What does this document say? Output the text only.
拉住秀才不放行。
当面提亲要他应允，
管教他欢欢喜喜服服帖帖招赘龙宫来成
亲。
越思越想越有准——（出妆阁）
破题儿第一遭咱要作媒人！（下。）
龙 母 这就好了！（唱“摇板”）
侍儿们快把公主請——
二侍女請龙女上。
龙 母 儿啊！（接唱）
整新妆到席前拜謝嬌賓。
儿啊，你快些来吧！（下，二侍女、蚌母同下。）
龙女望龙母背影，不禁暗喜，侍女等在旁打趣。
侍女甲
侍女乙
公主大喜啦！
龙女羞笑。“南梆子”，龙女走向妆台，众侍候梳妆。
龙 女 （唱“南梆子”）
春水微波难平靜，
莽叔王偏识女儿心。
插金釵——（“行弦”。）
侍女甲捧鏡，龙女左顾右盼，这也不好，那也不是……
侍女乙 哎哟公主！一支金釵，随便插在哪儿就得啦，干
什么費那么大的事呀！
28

§ **Problem**
Repeat each record in full; every line must match exactly.

§ **Response for this exercise**
What does this document say? Output the text only.
拉住秀才不放行。
当面提亲要他应允，
管教他欢欢喜喜服服帖帖招赘龙宫来成
亲。
越思越想越有准——（出妆阁）
破题儿第一遭咱要作媒人！（下。）
龙 母 这就好了！（唱“摇板”）
侍儿们快把公主請——
二侍女請龙女上。
龙 母 儿啊！（接唱）
整新妆到席前拜謝嬌賓。
儿啊，你快些来吧！（下，二侍女、蚌母同下。）
龙女望龙母背影，不禁暗喜，侍女等在旁打趣。
侍女甲
侍女乙
公主大喜啦！
龙女羞笑。“南梆子”，龙女走向妆台，众侍候梳妆。
龙 女 （唱“南梆子”）
春水微波难平靜，
莽叔王偏识女儿心。
插金釵——（“行弦”。）
侍女甲捧鏡，龙女左顾右盼，这也不好，那也不是……
侍女乙 哎哟公主！一支金釵，随便插在哪儿就得啦，干
什么費那么大的事呀！
28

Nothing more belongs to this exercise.